# START OF Document segment
# Backpropagation learning for multilayer perceptron

    @author      Donghun Lee
    @rev.date    2017/02/11

Python 2.7 port of Backprop.ipynb Julia code by Prof. Sebastian Seung

- Porting focused to maximize comparable readability of code and results with original Julia code
- Note: In this code, label 0 has index 0. (Python indexing starts from 0, Julia from 1)


In [None]:
import time

from IPython import display

import matplotlib.pyplot as plt
import matplotlib.gridspec as gridspec
import numpy as np
import sklearn
from sklearn.datasets import fetch_mldata
%matplotlib inline

In [None]:
mnist = fetch_mldata('MNIST original', data_home="data")
def trainfeatures(i):
    return np.float64(mnist.data[i, :])
def trainlabel(i):
    return mnist.target[i]

In [None]:
def f(x):                # logistic function activation (replace to define your own activation function)
    return np.divide(1, (1 + np.exp(-x)))
def df(y):               # derivative of f composed with inverse of f
    return np.multiply(y, 1-y)

m = 60000                # number of examples in training set

n0 = 784                 # widths of layers
n1 = 25
n2 = 10  

eta = 0.1                # learning rate parameter
epsinit = 0.01           # magnitude of initial conditions for synaptic weights

# two fully connected synaptic layers
W1 = epsinit*np.random.randn(n1,n0)
W2 = epsinit*np.random.randn(n2,n1)

# biases
b1 = epsinit*np.random.randn(n1)
# END OF Document segment
Rewrite the backpropagation notebook from "# Backpropagation learning" up to and including "Julia from 1)", changing "Julia code" to "Julia source".
# START OF Provided data
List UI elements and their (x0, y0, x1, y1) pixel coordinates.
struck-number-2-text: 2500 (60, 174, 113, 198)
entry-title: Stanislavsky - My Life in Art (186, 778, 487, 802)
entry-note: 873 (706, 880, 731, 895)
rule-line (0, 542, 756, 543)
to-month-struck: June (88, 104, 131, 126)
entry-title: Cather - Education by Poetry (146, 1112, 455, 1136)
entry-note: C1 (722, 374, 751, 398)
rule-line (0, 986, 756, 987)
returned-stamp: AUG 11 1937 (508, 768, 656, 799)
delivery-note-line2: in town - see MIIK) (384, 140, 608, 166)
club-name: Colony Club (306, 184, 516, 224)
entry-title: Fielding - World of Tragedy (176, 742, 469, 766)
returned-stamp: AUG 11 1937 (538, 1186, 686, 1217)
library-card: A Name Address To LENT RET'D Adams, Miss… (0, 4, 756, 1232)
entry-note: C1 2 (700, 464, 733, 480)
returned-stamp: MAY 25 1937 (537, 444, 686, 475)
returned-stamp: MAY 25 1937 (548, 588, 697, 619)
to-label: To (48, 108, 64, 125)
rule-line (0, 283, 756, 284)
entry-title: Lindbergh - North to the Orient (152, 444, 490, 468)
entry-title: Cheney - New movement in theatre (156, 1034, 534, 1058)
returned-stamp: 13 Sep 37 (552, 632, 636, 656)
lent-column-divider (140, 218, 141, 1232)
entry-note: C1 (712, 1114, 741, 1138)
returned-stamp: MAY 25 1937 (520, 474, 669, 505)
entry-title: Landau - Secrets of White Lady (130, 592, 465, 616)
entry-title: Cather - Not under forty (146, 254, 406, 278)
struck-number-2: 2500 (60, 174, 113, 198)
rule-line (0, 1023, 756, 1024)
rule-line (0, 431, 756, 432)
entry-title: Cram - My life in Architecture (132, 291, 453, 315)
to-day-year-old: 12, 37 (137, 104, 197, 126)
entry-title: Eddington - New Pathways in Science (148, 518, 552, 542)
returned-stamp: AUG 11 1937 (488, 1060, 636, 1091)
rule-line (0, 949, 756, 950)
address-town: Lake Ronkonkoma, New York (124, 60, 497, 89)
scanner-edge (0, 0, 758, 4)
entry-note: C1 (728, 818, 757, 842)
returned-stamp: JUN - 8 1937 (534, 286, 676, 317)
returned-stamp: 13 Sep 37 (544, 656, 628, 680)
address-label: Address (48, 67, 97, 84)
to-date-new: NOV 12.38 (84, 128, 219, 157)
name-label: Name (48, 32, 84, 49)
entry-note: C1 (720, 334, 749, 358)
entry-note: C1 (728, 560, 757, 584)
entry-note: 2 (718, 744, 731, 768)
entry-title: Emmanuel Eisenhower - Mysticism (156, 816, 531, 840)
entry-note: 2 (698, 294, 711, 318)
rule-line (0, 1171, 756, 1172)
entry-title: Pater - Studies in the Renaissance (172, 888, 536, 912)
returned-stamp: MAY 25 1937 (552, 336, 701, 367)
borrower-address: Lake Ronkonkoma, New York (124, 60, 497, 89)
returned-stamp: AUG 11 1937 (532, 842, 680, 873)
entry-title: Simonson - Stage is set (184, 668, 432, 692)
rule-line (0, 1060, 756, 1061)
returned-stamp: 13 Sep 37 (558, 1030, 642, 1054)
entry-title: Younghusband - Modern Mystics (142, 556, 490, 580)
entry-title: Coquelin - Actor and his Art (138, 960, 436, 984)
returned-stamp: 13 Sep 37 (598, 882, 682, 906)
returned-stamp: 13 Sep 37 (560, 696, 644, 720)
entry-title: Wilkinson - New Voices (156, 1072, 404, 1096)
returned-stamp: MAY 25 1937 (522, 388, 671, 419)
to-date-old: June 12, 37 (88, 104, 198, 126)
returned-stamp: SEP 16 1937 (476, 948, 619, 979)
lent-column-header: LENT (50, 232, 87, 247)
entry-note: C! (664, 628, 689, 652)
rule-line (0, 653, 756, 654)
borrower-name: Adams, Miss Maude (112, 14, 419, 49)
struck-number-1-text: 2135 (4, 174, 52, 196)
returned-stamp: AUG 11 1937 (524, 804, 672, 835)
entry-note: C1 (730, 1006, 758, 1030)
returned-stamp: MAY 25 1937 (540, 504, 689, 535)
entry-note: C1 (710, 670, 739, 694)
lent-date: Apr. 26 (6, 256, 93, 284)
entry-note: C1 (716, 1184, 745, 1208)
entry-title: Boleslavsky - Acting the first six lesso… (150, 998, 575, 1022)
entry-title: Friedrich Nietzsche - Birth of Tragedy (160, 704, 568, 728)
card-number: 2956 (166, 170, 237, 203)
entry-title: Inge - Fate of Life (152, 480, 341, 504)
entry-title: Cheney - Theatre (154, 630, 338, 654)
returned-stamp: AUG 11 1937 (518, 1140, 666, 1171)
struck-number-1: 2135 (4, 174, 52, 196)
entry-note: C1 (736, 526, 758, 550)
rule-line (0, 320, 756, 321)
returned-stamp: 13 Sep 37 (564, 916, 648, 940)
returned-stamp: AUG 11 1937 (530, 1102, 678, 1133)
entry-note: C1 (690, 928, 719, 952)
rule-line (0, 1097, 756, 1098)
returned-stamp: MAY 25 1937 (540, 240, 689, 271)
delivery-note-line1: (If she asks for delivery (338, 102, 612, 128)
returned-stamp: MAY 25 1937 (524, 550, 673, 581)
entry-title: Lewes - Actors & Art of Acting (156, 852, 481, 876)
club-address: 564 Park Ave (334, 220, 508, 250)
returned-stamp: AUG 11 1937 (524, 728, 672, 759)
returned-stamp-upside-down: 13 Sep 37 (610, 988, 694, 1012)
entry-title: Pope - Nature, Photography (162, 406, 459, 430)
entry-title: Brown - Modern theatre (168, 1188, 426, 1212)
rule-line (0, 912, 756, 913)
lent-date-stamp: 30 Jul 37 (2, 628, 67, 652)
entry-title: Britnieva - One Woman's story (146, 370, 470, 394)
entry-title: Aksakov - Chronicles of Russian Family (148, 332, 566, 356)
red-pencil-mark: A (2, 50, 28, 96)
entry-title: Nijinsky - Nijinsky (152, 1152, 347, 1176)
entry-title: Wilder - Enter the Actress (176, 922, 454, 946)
# END OF Provided data
Complete response:
# Backpropagation learning for multilayer perceptron

    @author      Donghun Lee
    @rev.date    2017/02/11

Python 2.7 port of Backprop.ipynb Julia source by Prof. Sebastian Seung

- Porting focused to maximize comparable readability of code and results with original Julia source
- Note: In this code, label 0 has index 0. (Python indexing starts from 0, Julia from 1)